• _Input for this task_
● ● ● ● ●

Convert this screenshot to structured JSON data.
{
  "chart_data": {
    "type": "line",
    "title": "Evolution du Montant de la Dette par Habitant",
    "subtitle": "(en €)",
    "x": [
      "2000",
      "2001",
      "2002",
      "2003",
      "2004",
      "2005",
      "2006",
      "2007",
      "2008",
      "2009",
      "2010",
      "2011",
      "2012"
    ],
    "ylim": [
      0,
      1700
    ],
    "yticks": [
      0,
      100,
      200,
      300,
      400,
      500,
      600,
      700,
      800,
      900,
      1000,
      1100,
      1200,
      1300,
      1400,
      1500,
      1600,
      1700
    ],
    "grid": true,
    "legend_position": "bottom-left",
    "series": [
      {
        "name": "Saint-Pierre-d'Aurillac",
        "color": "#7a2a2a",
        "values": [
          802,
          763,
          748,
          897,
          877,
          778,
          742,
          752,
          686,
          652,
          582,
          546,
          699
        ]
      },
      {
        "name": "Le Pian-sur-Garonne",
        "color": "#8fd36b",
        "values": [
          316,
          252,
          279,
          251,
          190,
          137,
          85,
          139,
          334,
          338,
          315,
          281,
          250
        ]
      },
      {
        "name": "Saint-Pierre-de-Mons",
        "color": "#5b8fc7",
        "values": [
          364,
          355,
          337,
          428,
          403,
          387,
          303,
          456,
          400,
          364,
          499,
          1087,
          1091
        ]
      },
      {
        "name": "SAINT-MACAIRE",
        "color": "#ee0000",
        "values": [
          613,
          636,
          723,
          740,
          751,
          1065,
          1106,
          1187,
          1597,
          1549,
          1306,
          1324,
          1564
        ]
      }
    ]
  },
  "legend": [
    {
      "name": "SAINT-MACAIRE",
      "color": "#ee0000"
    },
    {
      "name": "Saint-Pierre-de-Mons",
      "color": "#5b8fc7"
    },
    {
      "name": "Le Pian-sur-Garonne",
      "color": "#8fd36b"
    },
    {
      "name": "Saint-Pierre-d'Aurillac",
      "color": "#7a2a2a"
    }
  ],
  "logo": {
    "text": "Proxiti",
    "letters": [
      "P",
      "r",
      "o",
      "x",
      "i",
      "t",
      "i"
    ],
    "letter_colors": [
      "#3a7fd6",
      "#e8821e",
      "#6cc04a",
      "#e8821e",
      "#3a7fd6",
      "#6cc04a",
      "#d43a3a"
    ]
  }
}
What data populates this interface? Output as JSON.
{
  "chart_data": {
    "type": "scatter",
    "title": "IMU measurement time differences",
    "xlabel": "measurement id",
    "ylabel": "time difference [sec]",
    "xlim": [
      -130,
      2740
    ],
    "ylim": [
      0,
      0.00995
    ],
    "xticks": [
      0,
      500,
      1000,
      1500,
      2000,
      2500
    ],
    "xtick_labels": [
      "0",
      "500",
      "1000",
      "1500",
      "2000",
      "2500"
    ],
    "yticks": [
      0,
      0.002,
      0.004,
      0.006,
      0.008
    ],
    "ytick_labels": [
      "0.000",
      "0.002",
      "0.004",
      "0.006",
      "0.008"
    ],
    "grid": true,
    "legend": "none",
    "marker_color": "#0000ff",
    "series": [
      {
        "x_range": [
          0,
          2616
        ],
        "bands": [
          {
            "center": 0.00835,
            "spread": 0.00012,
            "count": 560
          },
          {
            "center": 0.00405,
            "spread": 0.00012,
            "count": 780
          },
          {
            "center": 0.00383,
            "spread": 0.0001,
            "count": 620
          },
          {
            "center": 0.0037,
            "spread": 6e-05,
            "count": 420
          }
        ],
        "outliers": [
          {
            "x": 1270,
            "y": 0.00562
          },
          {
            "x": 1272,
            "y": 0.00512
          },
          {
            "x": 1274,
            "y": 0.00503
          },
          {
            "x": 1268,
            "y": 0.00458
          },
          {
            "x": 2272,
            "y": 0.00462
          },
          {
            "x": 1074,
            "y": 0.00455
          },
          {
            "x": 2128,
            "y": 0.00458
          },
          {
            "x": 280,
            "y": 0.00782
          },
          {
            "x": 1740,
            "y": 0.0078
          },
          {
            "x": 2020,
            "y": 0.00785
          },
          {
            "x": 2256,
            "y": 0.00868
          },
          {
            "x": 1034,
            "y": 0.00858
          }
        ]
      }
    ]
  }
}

● ● ● ● ●

• _Given exercise_
Pull out and copy each line containing the string "time".

• _Answer below_
    "title": "IMU measurement time differences",
    "ylabel": "time difference [sec]",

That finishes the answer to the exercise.